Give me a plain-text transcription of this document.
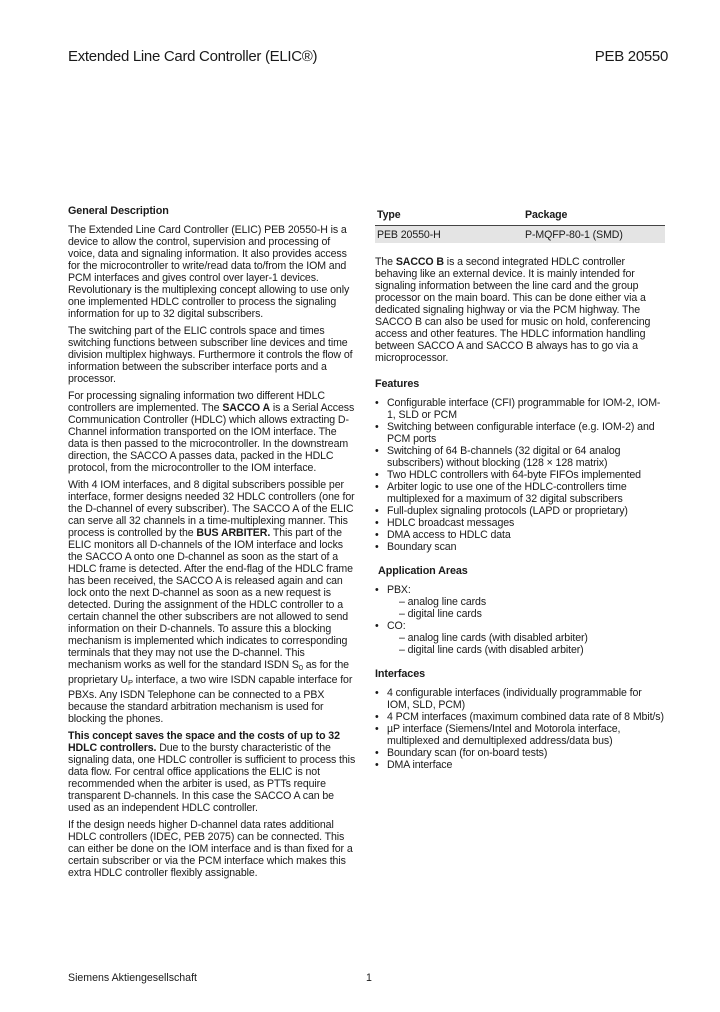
Extended Line Card Controller (ELIC®)	PEB 20550
General Description

The Extended Line Card Controller (ELIC) PEB 20550-H is a device to allow the control, supervision and processing of voice, data and signaling information. It also provides access for the microcontroller to write/read data to/from the IOM and PCM interfaces and gives control over layer-1 devices. Revolutionary is the multiplexing concept allowing to use only one implemented HDLC controller to process the signaling information for up to 32 digital subscribers.

The switching part of the ELIC controls space and times switching functions between subscriber line devices and time division multiplex highways. Furthermore it controls the flow of information between the subscriber interface ports and a processor.

For processing signaling information two different HDLC controllers are implemented. The SACCO A is a Serial Access Communication Controller (HDLC) which allows extracting D-Channel information transported on the IOM interface. The data is then passed to the microcontroller. In the downstream direction, the SACCO A passes data, packed in the HDLC protocol, from the microcontroller to the IOM interface.

With 4 IOM interfaces, and 8 digital subscribers possible per interface, former designs needed 32 HDLC controllers (one for the D-channel of every subscriber). The SACCO A of the ELIC can serve all 32 channels in a time-multiplexing manner. This process is controlled by the BUS ARBITER. This part of the ELIC monitors all D-channels of the IOM interface and locks the SACCO A onto one D-channel as soon as the start of a HDLC frame is detected. After the end-flag of the HDLC frame has been received, the SACCO A is released again and can lock onto the next D-channel as soon as a new request is detected. During the assignment of the HDLC controller to a certain channel the other subscribers are not allowed to send information on their D-channels. To assure this a blocking mechanism is implemented which indicates to corresponding terminals that they may not use the D-channel. This mechanism works as well for the standard ISDN $S_0$ as for the proprietary $U_P$ interface, a two wire ISDN capable interface for PBXs. Any ISDN Telephone can be connected to a PBX because the standard arbitration mechanism is used for blocking the phones.

This concept saves the space and the costs of up to 32 HDLC controllers. Due to the bursty characteristic of the signaling data, one HDLC controller is sufficient to process this data flow. For central office applications the ELIC is not recommended when the arbiter is used, as PTTs require transparent D-channels. In this case the SACCO A can be used as an independent HDLC controller.

If the design needs higher D-channel data rates additional HDLC controllers (IDEC, PEB 2075) can be connected. This can either be done on the IOM interface and is than fixed for a certain subscriber or via the PCM interface which makes this extra HDLC controller flexibly assignable.

Type	Package
PEB 20550-H	P-MQFP-80-1 (SMD)

The SACCO B is a second integrated HDLC controller behaving like an external device. It is mainly intended for signaling information between the line card and the group processor on the main board. This can be done either via a dedicated signaling highway or via the PCM highway. The SACCO B can also be used for music on hold, conferencing access and other features. The HDLC information handling between SACCO A and SACCO B always has to go via a microprocessor.

Features
• Configurable interface (CFI) programmable for IOM-2, IOM-1, SLD or PCM
• Switching between configurable interface (e.g. IOM-2) and PCM ports
• Switching of 64 B-channels (32 digital or 64 analog subscribers) without blocking (128 × 128 matrix)
• Two HDLC controllers with 64-byte FIFOs implemented
• Arbiter logic to use one of the HDLC-controllers time multiplexed for a maximum of 32 digital subscribers
• Full-duplex signaling protocols (LAPD or proprietary)
• HDLC broadcast messages
• DMA access to HDLC data
• Boundary scan
Application Areas
• PBX:
– analog line cards
– digital line cards
• CO:
– analog line cards (with disabled arbiter)
– digital line cards (with disabled arbiter)
Interfaces
• 4 configurable interfaces (individually programmable for IOM, SLD, PCM)
• 4 PCM interfaces (maximum combined data rate of 8 Mbit/s)
• µP interface (Siemens/Intel and Motorola interface, multiplexed and demultiplexed address/data bus)
• Boundary scan (for on-board tests)
• DMA interface
Siemens Aktiengesellschaft	1
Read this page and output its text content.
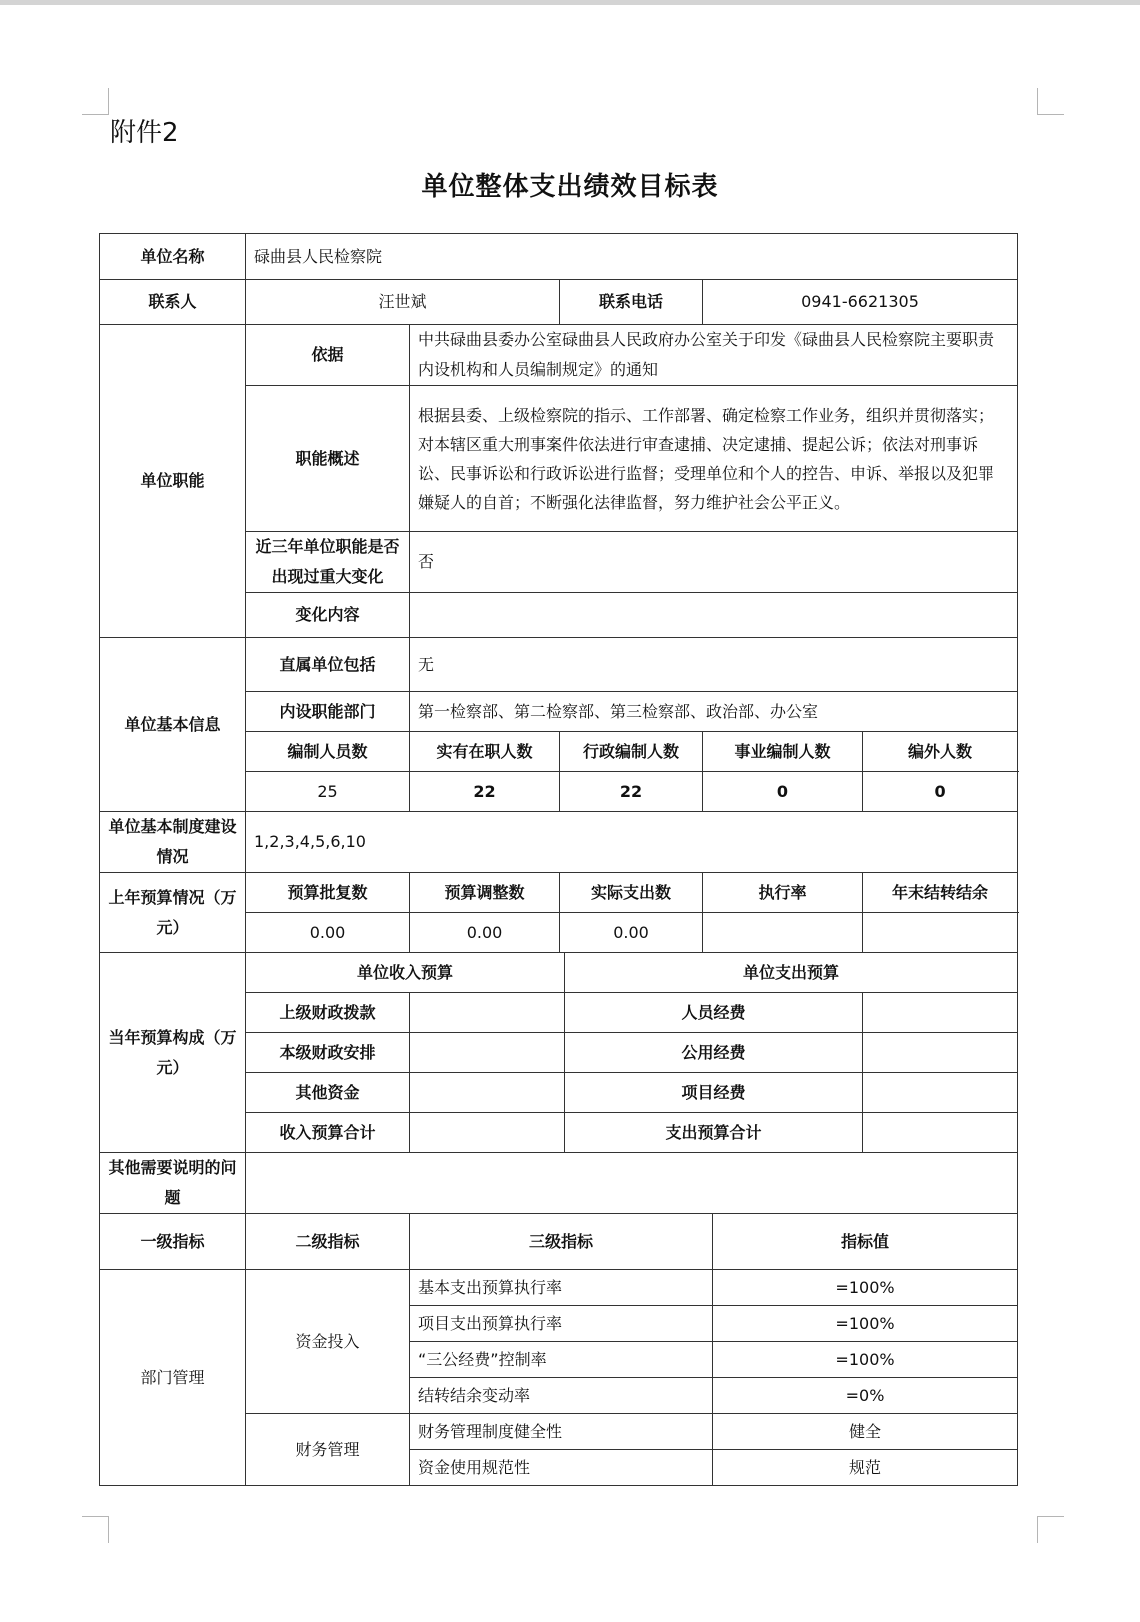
附件2
单位整体支出绩效目标表
单位名称	碌曲县人民检察院						
联系人	汪世斌		联系电话		0941-6621305		
单位职能	依据	中共碌曲县委办公室碌曲县人民政府办公室关于印发《碌曲县人民检察院主要职责内设机构和人员编制规定》的通知					
	职能概述	根据县委、上级检察院的指示、工作部署、确定检察工作业务，组织并贯彻落实；对本辖区重大刑事案件依法进行审查逮捕、决定逮捕、提起公诉；依法对刑事诉讼、民事诉讼和行政诉讼进行监督；受理单位和个人的控告、申诉、举报以及犯罪嫌疑人的自首；不断强化法律监督，努力维护社会公平正义。					
	近三年单位职能是否出现过重大变化	否					
	变化内容						
单位基本信息	直属单位包括	无					
	内设职能部门	第一检察部、第二检察部、第三检察部、政治部、办公室					
	编制人员数	实有在职人数	行政编制人数		事业编制人数		编外人数
	25	22	22		0		0
单位基本制度建设情况	1,2,3,4,5,6,10						
上年预算情况（万元）	预算批复数	预算调整数	实际支出数		执行率		年末结转结余
	0.00	0.00	0.00				
当年预算构成（万元）	单位收入预算			单位支出预算			
	上级财政拨款			人员经费			
	本级财政安排			公用经费			
	其他资金			项目经费			
	收入预算合计			支出预算合计			
其他需要说明的问题							
一级指标	二级指标	三级指标				指标值	
部门管理	资金投入	基本支出预算执行率				=100%	
		项目支出预算执行率				=100%	
		“三公经费”控制率				=100%	
		结转结余变动率				=0%	
	财务管理	财务管理制度健全性				健全	
		资金使用规范性				规范	
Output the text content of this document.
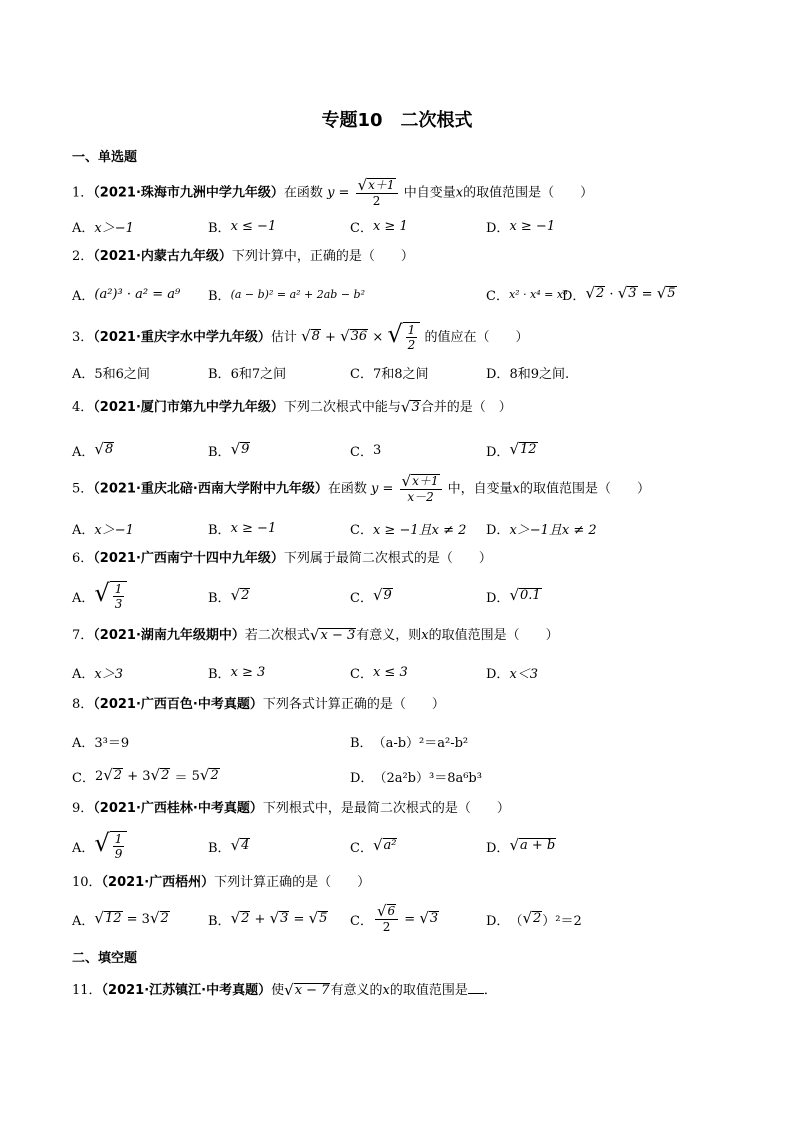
专题10　二次根式
一、单选题
1．（2021·珠海市九洲中学九年级）在函数 $y = \frac{√ x+1}{2}$ 中自变量x的取值范围是（　　）
A． x＞−1	B． x ≤ −1	C． x ≥ 1	D． x ≥ −1
2．（2021·内蒙古九年级）下列计算中，正确的是（　　）
A． (a²)³ · a² = a⁹ B． (a − b)² = a² + 2ab − b²	C． x² · x⁴ = x⁸
D． √ 2 · √ 3 = √ 5
3．（2021·重庆字水中学九年级）估计 √ 8 + √ 36 × √ $\frac{1}{2}$ 的值应在（　　）
A． 5和6之间	B． 6和7之间	C． 7和8之间	D． 8和9之间.
4．（2021·厦门市第九中学九年级）下列二次根式中能与 √ 3 合并的是（　）
A． √ 8	B． √ 9	C． 3	D． √ 12
5．（2021·重庆北碚·西南大学附中九年级）在函数 $y = \frac{√ x+1}{x-2}$ 中，自变量x的取值范围是（　　）
A． x＞−1	B． x ≥ −1	C． x ≥ −1且x ≠ 2 D． x＞−1且x ≠ 2
6．（2021·广西南宁十四中九年级）下列属于最简二次根式的是（　　）
A． √ $\frac{1}{3}$	B． √ 2	C． √ 9	D． √ 0.1
7．（2021·湖南九年级期中）若二次根式 √ x − 3 有意义，则x的取值范围是（　　）
A． x＞3	B． x ≥ 3	C． x ≤ 3	D． x＜3
8．（2021·广西百色·中考真题）下列各式计算正确的是（　　）
A． 3³＝9	B． （a-b）²＝a²-b²
C． 2 √ 2 + 3 √ 2 ＝ 5 √ 2	D． （2a²b）³＝8a⁶b³
9．（2021·广西桂林·中考真题）下列根式中，是最简二次根式的是（　　）
A． √ $\frac{1}{9}$	B． √ 4	C． √ a²	D． √ a + b
10．（2021·广西梧州）下列计算正确的是（　　）
A． √ 12 = 3 √ 2	B． √ 2 + √ 3 = √ 5 C． $\frac{√ 6}{2}$ = √ 3	D． （ √ 2 ）²＝2
二、填空题
11．（2021·江苏镇江·中考真题）使 √ x − 7 有意义的x的取值范围是 ．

----------------

● **Goal**: Return all the entries word for word, but omit any pictures they contain.

● **Output for this task**:
Give me a plain-text transcription of this document.
Extended Line Card Controller (ELIC®)	PEB 20550
General Description

The Extended Line Card Controller (ELIC) PEB 20550-H is a device to allow the control, supervision and processing of voice, data and signaling information. It also provides access for the microcontroller to write/read data to/from the IOM and PCM interfaces and gives control over layer-1 devices. Revolutionary is the multiplexing concept allowing to use only one implemented HDLC controller to process the signaling information for up to 32 digital subscribers.

The switching part of the ELIC controls space and times switching functions between subscriber line devices and time division multiplex highways. Furthermore it controls the flow of information between the subscriber interface ports and a processor.

For processing signaling information two different HDLC controllers are implemented. The SACCO A is a Serial Access Communication Controller (HDLC) which allows extracting D-Channel information transported on the IOM interface. The data is then passed to the microcontroller. In the downstream direction, the SACCO A passes data, packed in the HDLC protocol, from the microcontroller to the IOM interface.

With 4 IOM interfaces, and 8 digital subscribers possible per interface, former designs needed 32 HDLC controllers (one for the D-channel of every subscriber). The SACCO A of the ELIC can serve all 32 channels in a time-multiplexing manner. This process is controlled by the BUS ARBITER. This part of the ELIC monitors all D-channels of the IOM interface and locks the SACCO A onto one D-channel as soon as the start of a HDLC frame is detected. After the end-flag of the HDLC frame has been received, the SACCO A is released again and can lock onto the next D-channel as soon as a new request is detected. During the assignment of the HDLC controller to a certain channel the other subscribers are not allowed to send information on their D-channels. To assure this a blocking mechanism is implemented which indicates to corresponding terminals that they may not use the D-channel. This mechanism works as well for the standard ISDN $S_0$ as for the proprietary $U_P$ interface, a two wire ISDN capable interface for PBXs. Any ISDN Telephone can be connected to a PBX because the standard arbitration mechanism is used for blocking the phones.

This concept saves the space and the costs of up to 32 HDLC controllers. Due to the bursty characteristic of the signaling data, one HDLC controller is sufficient to process this data flow. For central office applications the ELIC is not recommended when the arbiter is used, as PTTs require transparent D-channels. In this case the SACCO A can be used as an independent HDLC controller.

If the design needs higher D-channel data rates additional HDLC controllers (IDEC, PEB 2075) can be connected. This can either be done on the IOM interface and is than fixed for a certain subscriber or via the PCM interface which makes this extra HDLC controller flexibly assignable.

Type	Package
PEB 20550-H	P-MQFP-80-1 (SMD)

The SACCO B is a second integrated HDLC controller behaving like an external device. It is mainly intended for signaling information between the line card and the group processor on the main board. This can be done either via a dedicated signaling highway or via the PCM highway. The SACCO B can also be used for music on hold, conferencing access and other features. The HDLC information handling between SACCO A and SACCO B always has to go via a microprocessor.

Features
• Configurable interface (CFI) programmable for IOM-2, IOM-1, SLD or PCM
• Switching between configurable interface (e.g. IOM-2) and PCM ports
• Switching of 64 B-channels (32 digital or 64 analog subscribers) without blocking (128 × 128 matrix)
• Two HDLC controllers with 64-byte FIFOs implemented
• Arbiter logic to use one of the HDLC-controllers time multiplexed for a maximum of 32 digital subscribers
• Full-duplex signaling protocols (LAPD or proprietary)
• HDLC broadcast messages
• DMA access to HDLC data
• Boundary scan
Application Areas
• PBX:
– analog line cards
– digital line cards
• CO:
– analog line cards (with disabled arbiter)
– digital line cards (with disabled arbiter)
Interfaces
• 4 configurable interfaces (individually programmable for IOM, SLD, PCM)
• 4 PCM interfaces (maximum combined data rate of 8 Mbit/s)
• µP interface (Siemens/Intel and Motorola interface, multiplexed and demultiplexed address/data bus)
• Boundary scan (for on-board tests)
• DMA interface
Siemens Aktiengesellschaft	1
Read this page and output its text content.
附件2
单位整体支出绩效目标表
单位名称	碌曲县人民检察院						
联系人	汪世斌		联系电话		0941-6621305		
单位职能	依据	中共碌曲县委办公室碌曲县人民政府办公室关于印发《碌曲县人民检察院主要职责内设机构和人员编制规定》的通知					
	职能概述	根据县委、上级检察院的指示、工作部署、确定检察工作业务，组织并贯彻落实；对本辖区重大刑事案件依法进行审查逮捕、决定逮捕、提起公诉；依法对刑事诉讼、民事诉讼和行政诉讼进行监督；受理单位和个人的控告、申诉、举报以及犯罪嫌疑人的自首；不断强化法律监督，努力维护社会公平正义。					
	近三年单位职能是否出现过重大变化	否					
	变化内容						
单位基本信息	直属单位包括	无					
	内设职能部门	第一检察部、第二检察部、第三检察部、政治部、办公室					
	编制人员数	实有在职人数	行政编制人数		事业编制人数		编外人数
	25	22	22		0		0
单位基本制度建设情况	1,2,3,4,5,6,10						
上年预算情况（万元）	预算批复数	预算调整数	实际支出数		执行率		年末结转结余
	0.00	0.00	0.00				
当年预算构成（万元）	单位收入预算			单位支出预算			
	上级财政拨款			人员经费			
	本级财政安排			公用经费			
	其他资金			项目经费			
	收入预算合计			支出预算合计			
其他需要说明的问题							
一级指标	二级指标	三级指标				指标值	
部门管理	资金投入	基本支出预算执行率				=100%	
		项目支出预算执行率				=100%	
		“三公经费”控制率				=100%	
		结转结余变动率				=0%	
	财务管理	财务管理制度健全性				健全	
		资金使用规范性				规范	
Output the text content of this document.
专题10　二次根式
一、单选题
1．（2021·珠海市九洲中学九年级）在函数 $y = \frac{√ x+1}{2}$ 中自变量x的取值范围是（　　）
A． x＞−1	B． x ≤ −1	C． x ≥ 1	D． x ≥ −1
2．（2021·内蒙古九年级）下列计算中，正确的是（　　）
A． (a²)³ · a² = a⁹ B． (a − b)² = a² + 2ab − b²	C． x² · x⁴ = x⁸
D． √ 2 · √ 3 = √ 5
3．（2021·重庆字水中学九年级）估计 √ 8 + √ 36 × √ $\frac{1}{2}$ 的值应在（　　）
A． 5和6之间	B． 6和7之间	C． 7和8之间	D． 8和9之间.
4．（2021·厦门市第九中学九年级）下列二次根式中能与 √ 3 合并的是（　）
A． √ 8	B． √ 9	C． 3	D． √ 12
5．（2021·重庆北碚·西南大学附中九年级）在函数 $y = \frac{√ x+1}{x-2}$ 中，自变量x的取值范围是（　　）
A． x＞−1	B． x ≥ −1	C． x ≥ −1且x ≠ 2 D． x＞−1且x ≠ 2
6．（2021·广西南宁十四中九年级）下列属于最简二次根式的是（　　）
A． √ $\frac{1}{3}$	B． √ 2	C． √ 9	D． √ 0.1
7．（2021·湖南九年级期中）若二次根式 √ x − 3 有意义，则x的取值范围是（　　）
A． x＞3	B． x ≥ 3	C． x ≤ 3	D． x＜3
8．（2021·广西百色·中考真题）下列各式计算正确的是（　　）
A． 3³＝9	B． （a-b）²＝a²-b²
C． 2 √ 2 + 3 √ 2 ＝ 5 √ 2	D． （2a²b）³＝8a⁶b³
9．（2021·广西桂林·中考真题）下列根式中，是最简二次根式的是（　　）
A． √ $\frac{1}{9}$	B． √ 4	C． √ a²	D． √ a + b
10．（2021·广西梧州）下列计算正确的是（　　）
A． √ 12 = 3 √ 2	B． √ 2 + √ 3 = √ 5 C． $\frac{√ 6}{2}$ = √ 3	D． （ √ 2 ）²＝2
二、填空题
11．（2021·江苏镇江·中考真题）使 √ x − 7 有意义的x的取值范围是 ．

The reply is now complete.